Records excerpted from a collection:
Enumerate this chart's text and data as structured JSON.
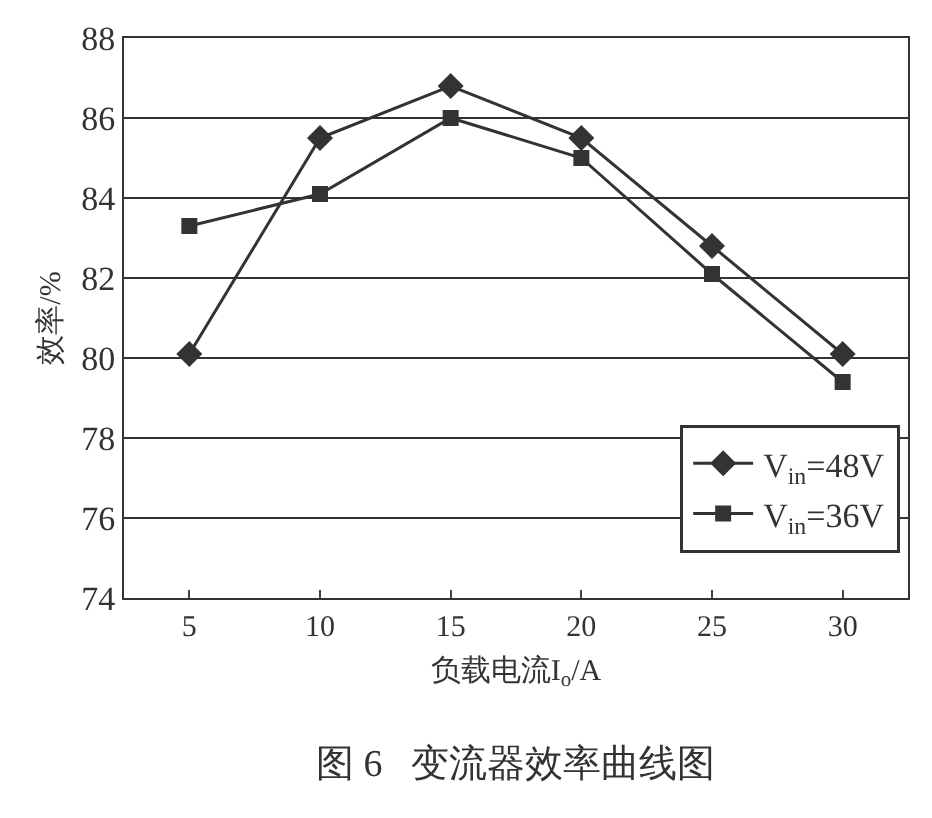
{
  "chart_data": {
    "type": "line",
    "title": "图 6   变流器效率曲线图",
    "xlabel": "负载电流I$_{o}$/A",
    "ylabel": "效率/%",
    "categories": [
      "5",
      "10",
      "15",
      "20",
      "25",
      "30"
    ],
    "series": [
      {
        "name": "V$_{in}$=48V",
        "color": "#333333",
        "marker": "diamond",
        "values": [
          80.1,
          85.5,
          86.8,
          85.5,
          82.8,
          80.1
        ]
      },
      {
        "name": "V$_{in}$=36V",
        "color": "#333333",
        "marker": "square",
        "values": [
          83.3,
          84.1,
          86.0,
          85.0,
          82.1,
          79.4
        ]
      }
    ],
    "ylim": [
      74,
      88
    ],
    "yticks": [
      74,
      76,
      78,
      80,
      82,
      84,
      86,
      88
    ],
    "grid": "y",
    "legend": "bottom right",
    "line_style": "solid"
  }
}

* _Exercise_
Reproduce the material in full, word for word, and omit the pictures.

* _Task solution_
Enumerate this chart's text and data as structured JSON.
{
  "chart_data": {
    "type": "line",
    "title": "图 6   变流器效率曲线图",
    "xlabel": "负载电流I$_{o}$/A",
    "ylabel": "效率/%",
    "categories": [
      "5",
      "10",
      "15",
      "20",
      "25",
      "30"
    ],
    "series": [
      {
        "name": "V$_{in}$=48V",
        "color": "#333333",
        "marker": "diamond",
        "values": [
          80.1,
          85.5,
          86.8,
          85.5,
          82.8,
          80.1
        ]
      },
      {
        "name": "V$_{in}$=36V",
        "color": "#333333",
        "marker": "square",
        "values": [
          83.3,
          84.1,
          86.0,
          85.0,
          82.1,
          79.4
        ]
      }
    ],
    "ylim": [
      74,
      88
    ],
    "yticks": [
      74,
      76,
      78,
      80,
      82,
      84,
      86,
      88
    ],
    "grid": "y",
    "legend": "bottom right",
    "line_style": "solid"
  }
}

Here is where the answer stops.